> _PROBLEM STATEMENT_
Copy the records below exactly as they are written.
* BEGIN ENTRIES PROVIDED *
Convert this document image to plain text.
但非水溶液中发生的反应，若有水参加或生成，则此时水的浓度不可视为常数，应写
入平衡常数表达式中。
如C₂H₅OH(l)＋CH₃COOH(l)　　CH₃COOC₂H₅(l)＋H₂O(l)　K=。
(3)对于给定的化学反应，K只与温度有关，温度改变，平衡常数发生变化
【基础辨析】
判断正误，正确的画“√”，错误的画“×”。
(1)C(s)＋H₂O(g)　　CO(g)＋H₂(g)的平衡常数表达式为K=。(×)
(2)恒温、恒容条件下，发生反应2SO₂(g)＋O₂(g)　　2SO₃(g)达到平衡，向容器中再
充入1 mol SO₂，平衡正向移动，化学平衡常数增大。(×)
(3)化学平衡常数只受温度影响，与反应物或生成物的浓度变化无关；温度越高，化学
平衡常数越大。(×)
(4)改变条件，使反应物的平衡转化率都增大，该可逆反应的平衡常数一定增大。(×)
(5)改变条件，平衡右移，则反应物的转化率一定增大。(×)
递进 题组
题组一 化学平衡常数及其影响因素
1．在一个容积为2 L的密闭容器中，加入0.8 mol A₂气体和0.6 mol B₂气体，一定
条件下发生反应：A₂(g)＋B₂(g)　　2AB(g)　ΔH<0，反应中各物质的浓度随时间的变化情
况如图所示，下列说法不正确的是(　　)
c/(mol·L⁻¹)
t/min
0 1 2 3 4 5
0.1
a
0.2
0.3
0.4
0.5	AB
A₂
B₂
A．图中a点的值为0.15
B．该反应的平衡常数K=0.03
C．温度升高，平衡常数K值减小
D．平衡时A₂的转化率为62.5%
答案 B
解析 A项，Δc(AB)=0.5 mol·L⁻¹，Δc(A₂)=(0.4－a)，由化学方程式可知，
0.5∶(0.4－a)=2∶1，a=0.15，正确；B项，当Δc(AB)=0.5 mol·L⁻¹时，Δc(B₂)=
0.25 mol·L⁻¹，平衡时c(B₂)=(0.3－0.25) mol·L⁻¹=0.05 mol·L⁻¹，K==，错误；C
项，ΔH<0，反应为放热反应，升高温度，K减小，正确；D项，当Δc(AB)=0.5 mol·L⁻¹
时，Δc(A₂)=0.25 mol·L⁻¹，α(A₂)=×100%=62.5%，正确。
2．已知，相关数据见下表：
* END ENTRIES PROVIDED *
> _PROBLEM SOLUTION_
Convert this document image to plain text.
但非水溶液中发生的反应，若有水参加或生成，则此时水的浓度不可视为常数，应写
入平衡常数表达式中。
如C₂H₅OH(l)＋CH₃COOH(l)　　CH₃COOC₂H₅(l)＋H₂O(l)　K=。
(3)对于给定的化学反应，K只与温度有关，温度改变，平衡常数发生变化
【基础辨析】
判断正误，正确的画“√”，错误的画“×”。
(1)C(s)＋H₂O(g)　　CO(g)＋H₂(g)的平衡常数表达式为K=。(×)
(2)恒温、恒容条件下，发生反应2SO₂(g)＋O₂(g)　　2SO₃(g)达到平衡，向容器中再
充入1 mol SO₂，平衡正向移动，化学平衡常数增大。(×)
(3)化学平衡常数只受温度影响，与反应物或生成物的浓度变化无关；温度越高，化学
平衡常数越大。(×)
(4)改变条件，使反应物的平衡转化率都增大，该可逆反应的平衡常数一定增大。(×)
(5)改变条件，平衡右移，则反应物的转化率一定增大。(×)
递进 题组
题组一 化学平衡常数及其影响因素
1．在一个容积为2 L的密闭容器中，加入0.8 mol A₂气体和0.6 mol B₂气体，一定
条件下发生反应：A₂(g)＋B₂(g)　　2AB(g)　ΔH<0，反应中各物质的浓度随时间的变化情
况如图所示，下列说法不正确的是(　　)
c/(mol·L⁻¹)
t/min
0 1 2 3 4 5
0.1
a
0.2
0.3
0.4
0.5	AB
A₂
B₂
A．图中a点的值为0.15
B．该反应的平衡常数K=0.03
C．温度升高，平衡常数K值减小
D．平衡时A₂的转化率为62.5%
答案 B
解析 A项，Δc(AB)=0.5 mol·L⁻¹，Δc(A₂)=(0.4－a)，由化学方程式可知，
0.5∶(0.4－a)=2∶1，a=0.15，正确；B项，当Δc(AB)=0.5 mol·L⁻¹时，Δc(B₂)=
0.25 mol·L⁻¹，平衡时c(B₂)=(0.3－0.25) mol·L⁻¹=0.05 mol·L⁻¹，K==，错误；C
项，ΔH<0，反应为放热反应，升高温度，K减小，正确；D项，当Δc(AB)=0.5 mol·L⁻¹
时，Δc(A₂)=0.25 mol·L⁻¹，α(A₂)=×100%=62.5%，正确。
2．已知，相关数据见下表：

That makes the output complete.